What is expected:
Every line below that mentions the word "dari" should be copied out.

Dataset content:
################
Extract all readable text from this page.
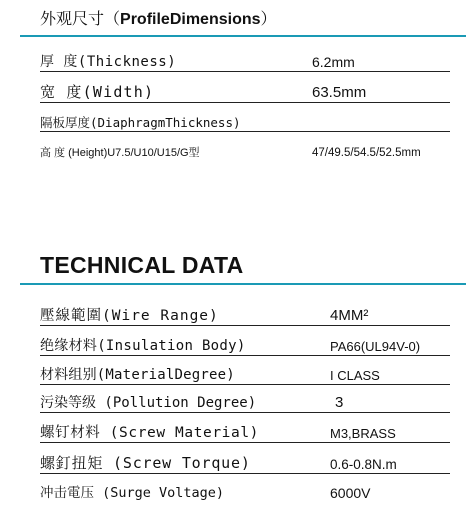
外观尺寸（ProfileDimensions）
厚 度(Thickness)	6.2mm
宽 度(Width)	63.5mm
隔板厚度(DiaphragmThickness)
高 度 (Height)U7.5/U10/U15/G型	47/49.5/54.5/52.5mm
TECHNICAL DATA
壓線範圍(Wire Range)	4MM²
绝缘材料(Insulation Body)	PA66(UL94V-0)
材料组别(MaterialDegree)	I CLASS
污染等级 (Pollution Degree)	3
螺钉材料 (Screw Material)	M3,BRASS
螺釘扭矩 (Screw Torque)	0.6-0.8N.m
冲击電压 (Surge Voltage)	6000V
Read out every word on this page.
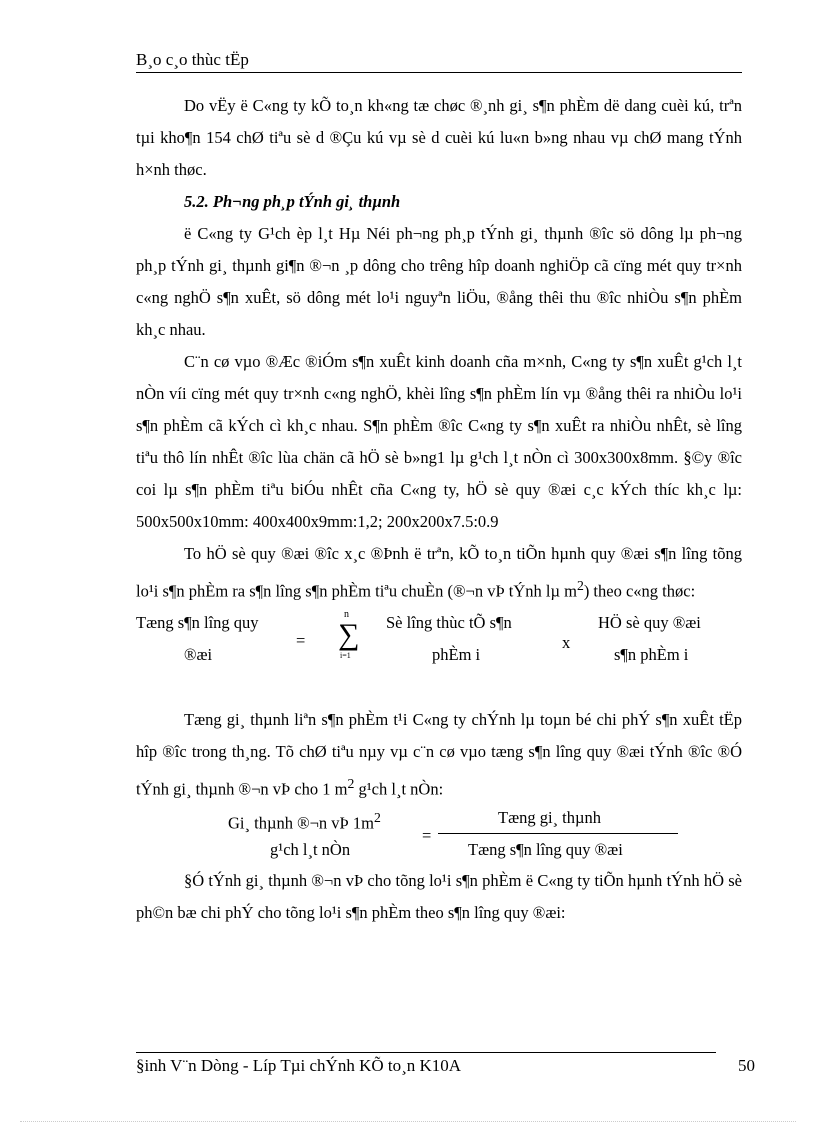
B¸o c¸o thùc tËp

Do vËy ë C«ng ty kÕ to¸n kh«ng tæ chøc ®¸nh gi¸ s¶n phÈm dë dang cuèi kú, trªn tµi kho¶n 154 chØ tiªu sè d ®Çu kú vµ sè d cuèi kú lu«n b»ng nhau vµ chØ mang tÝnh h×nh thøc.

5.2. Ph¬ng ph¸p tÝnh gi¸ thµnh

ë C«ng ty G¹ch èp l¸t Hµ Néi ph¬ng ph¸p tÝnh gi¸ thµnh ®îc sö dông lµ ph¬ng ph¸p tÝnh gi¸ thµnh gi¶n ®¬n ¸p dông cho trêng hîp doanh nghiÖp cã cïng mét quy tr×nh c«ng nghÖ s¶n xuÊt, sö dông mét lo¹i nguyªn liÖu, ®ång thêi thu ®îc nhiÒu s¶n phÈm kh¸c nhau.

C¨n cø vµo ®Æc ®iÓm s¶n xuÊt kinh doanh cña m×nh, C«ng ty s¶n xuÊt g¹ch l¸t nÒn víi cïng mét quy tr×nh c«ng nghÖ, khèi lîng s¶n phÈm lín vµ ®ång thêi ra nhiÒu lo¹i s¶n phÈm cã kÝch cì kh¸c nhau. S¶n phÈm ®îc C«ng ty s¶n xuÊt ra nhiÒu nhÊt, sè lîng tiªu thô lín nhÊt ®îc lùa chän cã hÖ sè b»ng1 lµ g¹ch l¸t nÒn cì 300x300x8mm. §©y ®îc coi lµ s¶n phÈm tiªu biÓu nhÊt cña C«ng ty, hÖ sè quy ®æi c¸c kÝch thíc kh¸c lµ: 500x500x10mm: 400x400x9mm:1,2; 200x200x7.5:0.9

To hÖ sè quy ®æi ®îc x¸c ®Þnh ë trªn, kÕ to¸n tiÕn hµnh quy ®æi s¶n lîng tõng lo¹i s¶n phÈm ra s¶n lîng s¶n phÈm tiªu chuÈn (®¬n vÞ tÝnh lµ $m^2$) theo c«ng thøc:

Tæng s¶n lîng quy
®æi
=
n
∑
i=1
Sè lîng thùc tÕ s¶n
phÈm i
x
HÖ sè quy ®æi
s¶n phÈm i

Tæng gi¸ thµnh liªn s¶n phÈm t¹i C«ng ty chÝnh lµ toµn bé chi phÝ s¶n xuÊt tËp hîp ®îc trong th¸ng. Tõ chØ tiªu nµy vµ c¨n cø vµo tæng s¶n lîng quy ®æi tÝnh ®îc ®Ó tÝnh gi¸ thµnh ®¬n vÞ cho 1 $m^2$ g¹ch l¸t nÒn:

Gi¸ thµnh ®¬n vÞ $1m^2$
g¹ch l¸t nÒn
=
Tæng gi¸ thµnh
Tæng s¶n lîng quy ®æi

§Ó tÝnh gi¸ thµnh ®¬n vÞ cho tõng lo¹i s¶n phÈm ë C«ng ty tiÕn hµnh tÝnh hÖ sè ph©n bæ chi phÝ cho tõng lo¹i s¶n phÈm theo s¶n lîng quy ®æi:

§inh V¨n Dòng - Líp Tµi chÝnh KÕ to¸n K10A	50
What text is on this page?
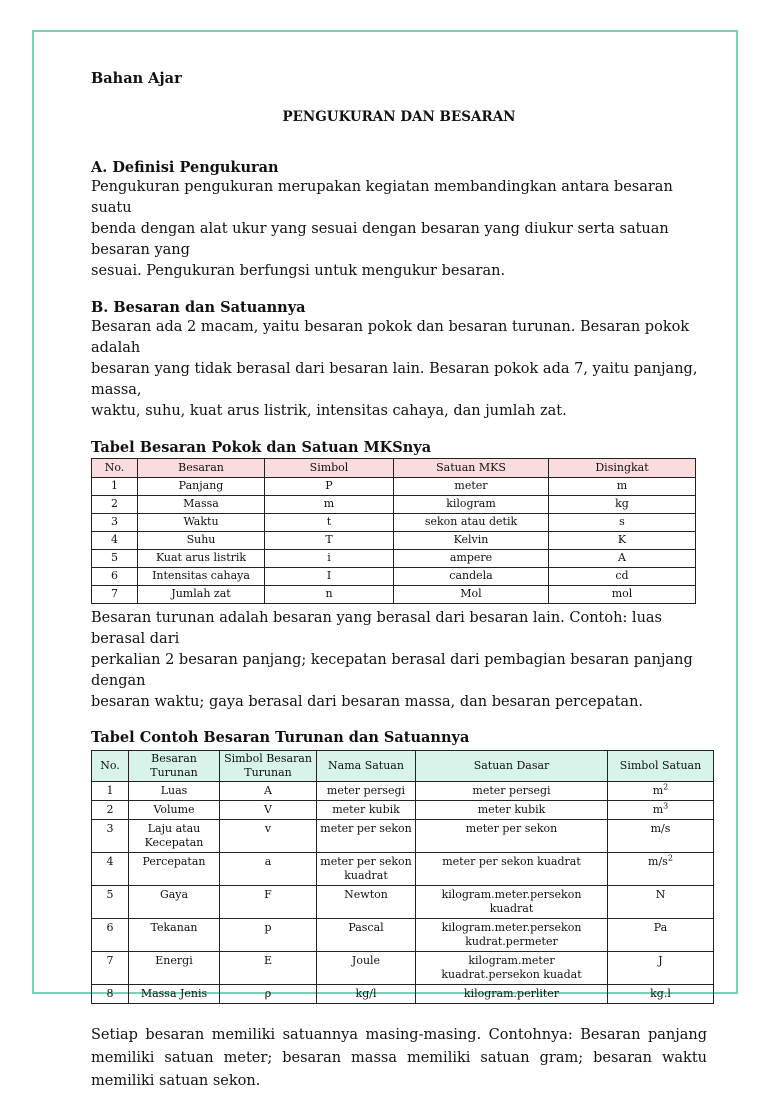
Bahan Ajar

PENGUKURAN DAN BESARAN

A. Definisi Pengukuran

Pengukuran pengukuran merupakan kegiatan membandingkan antara besaran suatu

benda dengan alat ukur yang sesuai dengan besaran yang diukur serta satuan besaran yang

sesuai. Pengukuran berfungsi untuk mengukur besaran.

B. Besaran dan Satuannya

Besaran ada 2 macam, yaitu besaran pokok dan besaran turunan. Besaran pokok adalah

besaran yang tidak berasal dari besaran lain. Besaran pokok ada 7, yaitu panjang, massa,

waktu, suhu, kuat arus listrik, intensitas cahaya, dan jumlah zat.

Tabel Besaran Pokok dan Satuan MKSnya

No.	Besaran	Simbol	Satuan MKS	Disingkat
1	Panjang	P	meter	m
2	Massa	m	kilogram	kg
3	Waktu	t	sekon atau detik	s
4	Suhu	T	Kelvin	K
5	Kuat arus listrik	i	ampere	A
6	Intensitas cahaya	I	candela	cd
7	Jumlah zat	n	Mol	mol

Besaran turunan adalah besaran yang berasal dari besaran lain. Contoh: luas berasal dari

perkalian 2 besaran panjang; kecepatan berasal dari pembagian besaran panjang dengan

besaran waktu; gaya berasal dari besaran massa, dan besaran percepatan.

Tabel Contoh Besaran Turunan dan Satuannya

No.	Besaran Turunan	Simbol Besaran Turunan	Nama Satuan	Satuan Dasar	Simbol Satuan
1	Luas	A	meter persegi	meter persegi	$m^2$
2	Volume	V	meter kubik	meter kubik	$m^3$
3	Laju atau Kecepatan	v	meter per sekon	meter per sekon	m/s
4	Percepatan	a	meter per sekon kuadrat	meter per sekon kuadrat	$m/s^2$
5	Gaya	F	Newton	kilogram.meter.persekon kuadrat	N
6	Tekanan	p	Pascal	kilogram.meter.persekon kudrat.permeter	Pa
7	Energi	E	Joule	kilogram.meter kuadrat.persekon kuadat	J
8	Massa Jenis	ρ	kg/l	kilogram.perliter	kg.l

Setiap besaran memiliki satuannya masing-masing. Contohnya: Besaran panjang memiliki satuan meter; besaran massa memiliki satuan gram; besaran waktu memiliki satuan sekon.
################
Solution for this exercise:
besaran yang tidak berasal dari besaran lain. Besaran pokok ada 7, yaitu panjang, massa,
Besaran turunan adalah besaran yang berasal dari besaran lain. Contoh: luas berasal dari
perkalian 2 besaran panjang; kecepatan berasal dari pembagian besaran panjang dengan
besaran waktu; gaya berasal dari besaran massa, dan besaran percepatan.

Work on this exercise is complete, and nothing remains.